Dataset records
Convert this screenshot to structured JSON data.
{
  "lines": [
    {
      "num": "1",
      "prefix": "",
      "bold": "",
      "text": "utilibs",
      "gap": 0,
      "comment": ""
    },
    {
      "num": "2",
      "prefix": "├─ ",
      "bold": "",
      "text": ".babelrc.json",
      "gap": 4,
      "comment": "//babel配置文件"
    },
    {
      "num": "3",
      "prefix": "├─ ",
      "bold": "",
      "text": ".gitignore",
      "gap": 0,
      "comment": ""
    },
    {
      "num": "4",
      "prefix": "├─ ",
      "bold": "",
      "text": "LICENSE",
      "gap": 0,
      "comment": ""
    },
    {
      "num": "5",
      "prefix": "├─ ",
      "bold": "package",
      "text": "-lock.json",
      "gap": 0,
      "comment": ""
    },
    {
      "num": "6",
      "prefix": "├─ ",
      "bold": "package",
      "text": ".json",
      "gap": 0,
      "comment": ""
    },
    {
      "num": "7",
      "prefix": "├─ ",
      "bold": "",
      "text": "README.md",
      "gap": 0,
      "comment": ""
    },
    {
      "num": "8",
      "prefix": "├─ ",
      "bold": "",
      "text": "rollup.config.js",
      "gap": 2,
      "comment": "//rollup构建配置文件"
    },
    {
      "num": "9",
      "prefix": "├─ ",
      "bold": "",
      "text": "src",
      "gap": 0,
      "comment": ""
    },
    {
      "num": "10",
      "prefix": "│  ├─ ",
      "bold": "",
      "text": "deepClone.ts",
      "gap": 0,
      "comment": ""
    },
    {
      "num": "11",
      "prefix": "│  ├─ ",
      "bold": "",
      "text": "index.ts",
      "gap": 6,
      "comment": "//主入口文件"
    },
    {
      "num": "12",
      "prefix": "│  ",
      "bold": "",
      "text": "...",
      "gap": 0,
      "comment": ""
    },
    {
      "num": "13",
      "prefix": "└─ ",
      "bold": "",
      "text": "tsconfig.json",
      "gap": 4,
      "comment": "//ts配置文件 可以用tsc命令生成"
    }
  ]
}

_DIRECTIONS FOR THIS TASK_
Set down the entries verbatim, leaving none out.

_ANSWER TO THIS EXERCISE_
Convert this screenshot to structured JSON data.
{
  "lines": [
    {
      "num": "1",
      "prefix": "",
      "bold": "",
      "text": "utilibs",
      "gap": 0,
      "comment": ""
    },
    {
      "num": "2",
      "prefix": "├─ ",
      "bold": "",
      "text": ".babelrc.json",
      "gap": 4,
      "comment": "//babel配置文件"
    },
    {
      "num": "3",
      "prefix": "├─ ",
      "bold": "",
      "text": ".gitignore",
      "gap": 0,
      "comment": ""
    },
    {
      "num": "4",
      "prefix": "├─ ",
      "bold": "",
      "text": "LICENSE",
      "gap": 0,
      "comment": ""
    },
    {
      "num": "5",
      "prefix": "├─ ",
      "bold": "package",
      "text": "-lock.json",
      "gap": 0,
      "comment": ""
    },
    {
      "num": "6",
      "prefix": "├─ ",
      "bold": "package",
      "text": ".json",
      "gap": 0,
      "comment": ""
    },
    {
      "num": "7",
      "prefix": "├─ ",
      "bold": "",
      "text": "README.md",
      "gap": 0,
      "comment": ""
    },
    {
      "num": "8",
      "prefix": "├─ ",
      "bold": "",
      "text": "rollup.config.js",
      "gap": 2,
      "comment": "//rollup构建配置文件"
    },
    {
      "num": "9",
      "prefix": "├─ ",
      "bold": "",
      "text": "src",
      "gap": 0,
      "comment": ""
    },
    {
      "num": "10",
      "prefix": "│  ├─ ",
      "bold": "",
      "text": "deepClone.ts",
      "gap": 0,
      "comment": ""
    },
    {
      "num": "11",
      "prefix": "│  ├─ ",
      "bold": "",
      "text": "index.ts",
      "gap": 6,
      "comment": "//主入口文件"
    },
    {
      "num": "12",
      "prefix": "│  ",
      "bold": "",
      "text": "...",
      "gap": 0,
      "comment": ""
    },
    {
      "num": "13",
      "prefix": "└─ ",
      "bold": "",
      "text": "tsconfig.json",
      "gap": 4,
      "comment": "//ts配置文件 可以用tsc命令生成"
    }
  ]
}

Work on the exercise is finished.